Goal of the exercise:
Please transcribe the data that follows without the pictures, keeping every word the same.

Input rows:
□ □ □ □
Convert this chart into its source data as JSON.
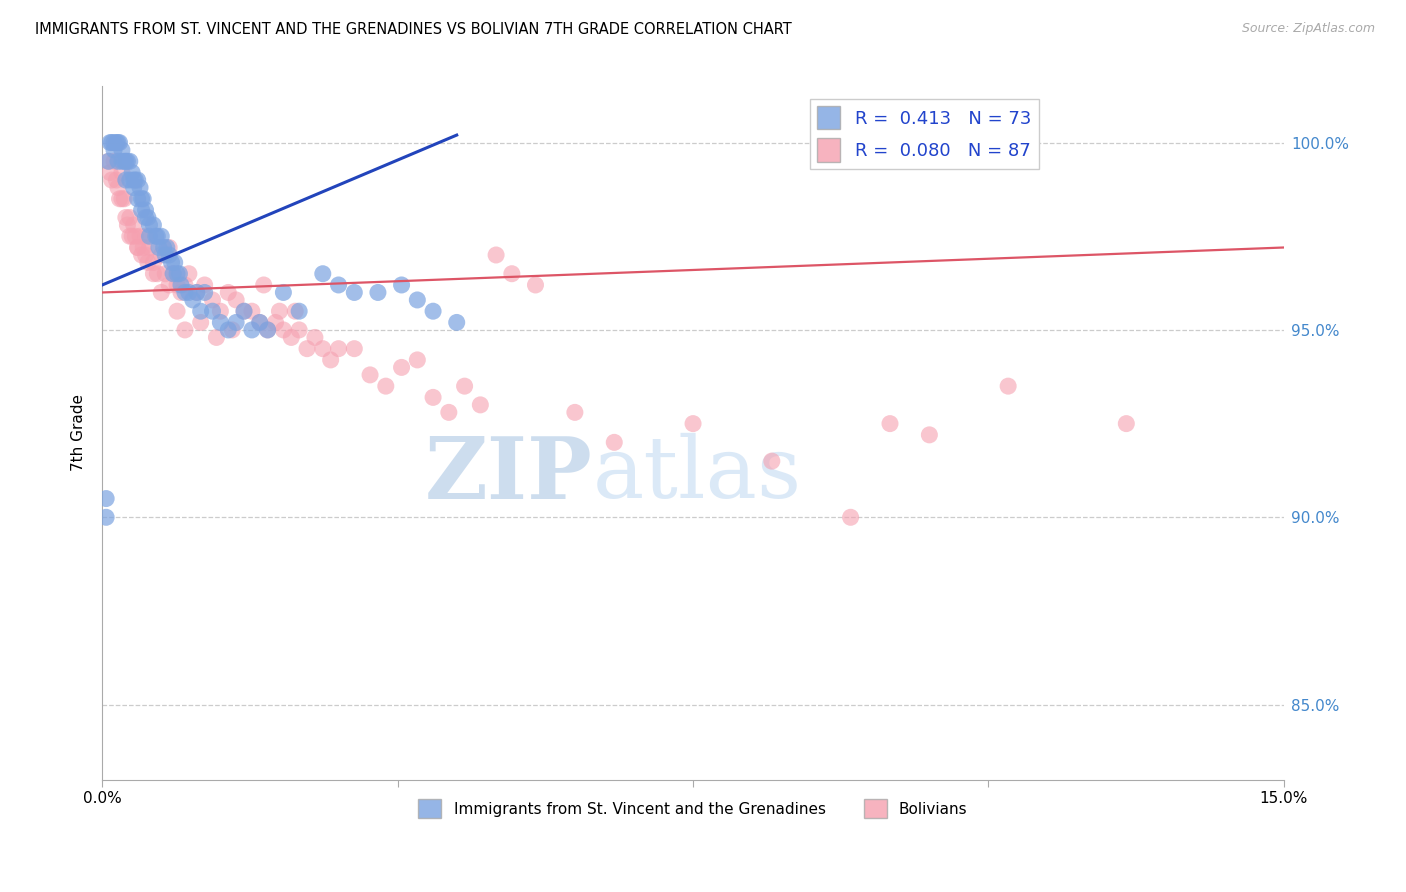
{
  "title": "IMMIGRANTS FROM ST. VINCENT AND THE GRENADINES VS BOLIVIAN 7TH GRADE CORRELATION CHART",
  "source": "Source: ZipAtlas.com",
  "ylabel": "7th Grade",
  "xmin": 0.0,
  "xmax": 15.0,
  "ymin": 83.0,
  "ymax": 101.5,
  "yticks": [
    85.0,
    90.0,
    95.0,
    100.0
  ],
  "blue_R": 0.413,
  "blue_N": 73,
  "pink_R": 0.08,
  "pink_N": 87,
  "blue_color": "#7ba3e0",
  "pink_color": "#f5a0b0",
  "blue_line_color": "#2244bb",
  "pink_line_color": "#dd5566",
  "legend_label_blue": "Immigrants from St. Vincent and the Grenadines",
  "legend_label_pink": "Bolivians",
  "watermark_zip": "ZIP",
  "watermark_atlas": "atlas",
  "blue_line_x0": 0.0,
  "blue_line_y0": 96.2,
  "blue_line_x1": 4.5,
  "blue_line_y1": 100.2,
  "pink_line_x0": 0.0,
  "pink_line_y0": 96.0,
  "pink_line_x1": 15.0,
  "pink_line_y1": 97.2,
  "blue_x": [
    0.05,
    0.08,
    0.1,
    0.12,
    0.15,
    0.15,
    0.18,
    0.2,
    0.2,
    0.22,
    0.25,
    0.25,
    0.28,
    0.3,
    0.3,
    0.32,
    0.35,
    0.35,
    0.38,
    0.4,
    0.4,
    0.42,
    0.45,
    0.45,
    0.48,
    0.5,
    0.5,
    0.52,
    0.55,
    0.55,
    0.58,
    0.6,
    0.6,
    0.65,
    0.68,
    0.7,
    0.72,
    0.75,
    0.78,
    0.8,
    0.82,
    0.85,
    0.88,
    0.9,
    0.92,
    0.95,
    0.98,
    1.0,
    1.05,
    1.1,
    1.15,
    1.2,
    1.25,
    1.3,
    1.4,
    1.5,
    1.6,
    1.7,
    1.8,
    1.9,
    2.0,
    2.1,
    2.3,
    2.5,
    2.8,
    3.0,
    3.2,
    3.5,
    3.8,
    4.0,
    4.2,
    4.5,
    0.05
  ],
  "blue_y": [
    90.5,
    99.5,
    100.0,
    100.0,
    100.0,
    99.8,
    100.0,
    100.0,
    99.5,
    100.0,
    99.8,
    99.5,
    99.5,
    99.0,
    99.5,
    99.5,
    99.5,
    99.0,
    99.2,
    99.0,
    98.8,
    99.0,
    99.0,
    98.5,
    98.8,
    98.5,
    98.2,
    98.5,
    98.2,
    98.0,
    98.0,
    97.8,
    97.5,
    97.8,
    97.5,
    97.5,
    97.2,
    97.5,
    97.2,
    97.0,
    97.2,
    97.0,
    96.8,
    96.5,
    96.8,
    96.5,
    96.5,
    96.2,
    96.0,
    96.0,
    95.8,
    96.0,
    95.5,
    96.0,
    95.5,
    95.2,
    95.0,
    95.2,
    95.5,
    95.0,
    95.2,
    95.0,
    96.0,
    95.5,
    96.5,
    96.2,
    96.0,
    96.0,
    96.2,
    95.8,
    95.5,
    95.2,
    90.0
  ],
  "pink_x": [
    0.08,
    0.1,
    0.12,
    0.15,
    0.18,
    0.2,
    0.22,
    0.25,
    0.28,
    0.3,
    0.32,
    0.35,
    0.38,
    0.4,
    0.42,
    0.45,
    0.48,
    0.5,
    0.52,
    0.55,
    0.58,
    0.6,
    0.65,
    0.7,
    0.75,
    0.8,
    0.85,
    0.9,
    0.95,
    1.0,
    1.05,
    1.1,
    1.2,
    1.3,
    1.4,
    1.5,
    1.6,
    1.7,
    1.8,
    1.9,
    2.0,
    2.1,
    2.2,
    2.3,
    2.4,
    2.5,
    2.6,
    2.7,
    2.8,
    2.9,
    3.0,
    3.2,
    3.4,
    3.6,
    3.8,
    4.0,
    4.2,
    4.4,
    4.6,
    4.8,
    5.0,
    5.2,
    5.5,
    6.0,
    6.5,
    7.5,
    8.5,
    9.5,
    10.0,
    10.5,
    11.5,
    13.0,
    0.25,
    0.35,
    0.45,
    0.55,
    0.65,
    0.75,
    0.85,
    0.95,
    1.05,
    1.25,
    1.45,
    1.65,
    2.05,
    2.25,
    2.45
  ],
  "pink_y": [
    99.5,
    99.2,
    99.0,
    99.5,
    99.0,
    98.8,
    98.5,
    99.2,
    98.5,
    98.0,
    97.8,
    98.0,
    97.5,
    97.8,
    97.5,
    97.2,
    97.5,
    97.0,
    97.2,
    97.0,
    96.8,
    97.2,
    96.8,
    96.5,
    97.0,
    96.5,
    96.2,
    96.5,
    96.2,
    96.0,
    96.2,
    96.5,
    96.0,
    96.2,
    95.8,
    95.5,
    96.0,
    95.8,
    95.5,
    95.5,
    95.2,
    95.0,
    95.2,
    95.0,
    94.8,
    95.0,
    94.5,
    94.8,
    94.5,
    94.2,
    94.5,
    94.5,
    93.8,
    93.5,
    94.0,
    94.2,
    93.2,
    92.8,
    93.5,
    93.0,
    97.0,
    96.5,
    96.2,
    92.8,
    92.0,
    92.5,
    91.5,
    90.0,
    92.5,
    92.2,
    93.5,
    92.5,
    98.5,
    97.5,
    97.2,
    97.5,
    96.5,
    96.0,
    97.2,
    95.5,
    95.0,
    95.2,
    94.8,
    95.0,
    96.2,
    95.5,
    95.5
  ]
}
□ □ □ □
Task answer:
Convert this chart into its source data as JSON.
{
  "title": "IMMIGRANTS FROM ST. VINCENT AND THE GRENADINES VS BOLIVIAN 7TH GRADE CORRELATION CHART",
  "source": "Source: ZipAtlas.com",
  "ylabel": "7th Grade",
  "xmin": 0.0,
  "xmax": 15.0,
  "ymin": 83.0,
  "ymax": 101.5,
  "yticks": [
    85.0,
    90.0,
    95.0,
    100.0
  ],
  "blue_R": 0.413,
  "blue_N": 73,
  "pink_R": 0.08,
  "pink_N": 87,
  "blue_color": "#7ba3e0",
  "pink_color": "#f5a0b0",
  "blue_line_color": "#2244bb",
  "pink_line_color": "#dd5566",
  "legend_label_blue": "Immigrants from St. Vincent and the Grenadines",
  "legend_label_pink": "Bolivians",
  "watermark_zip": "ZIP",
  "watermark_atlas": "atlas",
  "blue_line_x0": 0.0,
  "blue_line_y0": 96.2,
  "blue_line_x1": 4.5,
  "blue_line_y1": 100.2,
  "pink_line_x0": 0.0,
  "pink_line_y0": 96.0,
  "pink_line_x1": 15.0,
  "pink_line_y1": 97.2,
  "blue_x": [
    0.05,
    0.08,
    0.1,
    0.12,
    0.15,
    0.15,
    0.18,
    0.2,
    0.2,
    0.22,
    0.25,
    0.25,
    0.28,
    0.3,
    0.3,
    0.32,
    0.35,
    0.35,
    0.38,
    0.4,
    0.4,
    0.42,
    0.45,
    0.45,
    0.48,
    0.5,
    0.5,
    0.52,
    0.55,
    0.55,
    0.58,
    0.6,
    0.6,
    0.65,
    0.68,
    0.7,
    0.72,
    0.75,
    0.78,
    0.8,
    0.82,
    0.85,
    0.88,
    0.9,
    0.92,
    0.95,
    0.98,
    1.0,
    1.05,
    1.1,
    1.15,
    1.2,
    1.25,
    1.3,
    1.4,
    1.5,
    1.6,
    1.7,
    1.8,
    1.9,
    2.0,
    2.1,
    2.3,
    2.5,
    2.8,
    3.0,
    3.2,
    3.5,
    3.8,
    4.0,
    4.2,
    4.5,
    0.05
  ],
  "blue_y": [
    90.5,
    99.5,
    100.0,
    100.0,
    100.0,
    99.8,
    100.0,
    100.0,
    99.5,
    100.0,
    99.8,
    99.5,
    99.5,
    99.0,
    99.5,
    99.5,
    99.5,
    99.0,
    99.2,
    99.0,
    98.8,
    99.0,
    99.0,
    98.5,
    98.8,
    98.5,
    98.2,
    98.5,
    98.2,
    98.0,
    98.0,
    97.8,
    97.5,
    97.8,
    97.5,
    97.5,
    97.2,
    97.5,
    97.2,
    97.0,
    97.2,
    97.0,
    96.8,
    96.5,
    96.8,
    96.5,
    96.5,
    96.2,
    96.0,
    96.0,
    95.8,
    96.0,
    95.5,
    96.0,
    95.5,
    95.2,
    95.0,
    95.2,
    95.5,
    95.0,
    95.2,
    95.0,
    96.0,
    95.5,
    96.5,
    96.2,
    96.0,
    96.0,
    96.2,
    95.8,
    95.5,
    95.2,
    90.0
  ],
  "pink_x": [
    0.08,
    0.1,
    0.12,
    0.15,
    0.18,
    0.2,
    0.22,
    0.25,
    0.28,
    0.3,
    0.32,
    0.35,
    0.38,
    0.4,
    0.42,
    0.45,
    0.48,
    0.5,
    0.52,
    0.55,
    0.58,
    0.6,
    0.65,
    0.7,
    0.75,
    0.8,
    0.85,
    0.9,
    0.95,
    1.0,
    1.05,
    1.1,
    1.2,
    1.3,
    1.4,
    1.5,
    1.6,
    1.7,
    1.8,
    1.9,
    2.0,
    2.1,
    2.2,
    2.3,
    2.4,
    2.5,
    2.6,
    2.7,
    2.8,
    2.9,
    3.0,
    3.2,
    3.4,
    3.6,
    3.8,
    4.0,
    4.2,
    4.4,
    4.6,
    4.8,
    5.0,
    5.2,
    5.5,
    6.0,
    6.5,
    7.5,
    8.5,
    9.5,
    10.0,
    10.5,
    11.5,
    13.0,
    0.25,
    0.35,
    0.45,
    0.55,
    0.65,
    0.75,
    0.85,
    0.95,
    1.05,
    1.25,
    1.45,
    1.65,
    2.05,
    2.25,
    2.45
  ],
  "pink_y": [
    99.5,
    99.2,
    99.0,
    99.5,
    99.0,
    98.8,
    98.5,
    99.2,
    98.5,
    98.0,
    97.8,
    98.0,
    97.5,
    97.8,
    97.5,
    97.2,
    97.5,
    97.0,
    97.2,
    97.0,
    96.8,
    97.2,
    96.8,
    96.5,
    97.0,
    96.5,
    96.2,
    96.5,
    96.2,
    96.0,
    96.2,
    96.5,
    96.0,
    96.2,
    95.8,
    95.5,
    96.0,
    95.8,
    95.5,
    95.5,
    95.2,
    95.0,
    95.2,
    95.0,
    94.8,
    95.0,
    94.5,
    94.8,
    94.5,
    94.2,
    94.5,
    94.5,
    93.8,
    93.5,
    94.0,
    94.2,
    93.2,
    92.8,
    93.5,
    93.0,
    97.0,
    96.5,
    96.2,
    92.8,
    92.0,
    92.5,
    91.5,
    90.0,
    92.5,
    92.2,
    93.5,
    92.5,
    98.5,
    97.5,
    97.2,
    97.5,
    96.5,
    96.0,
    97.2,
    95.5,
    95.0,
    95.2,
    94.8,
    95.0,
    96.2,
    95.5,
    95.5
  ]
}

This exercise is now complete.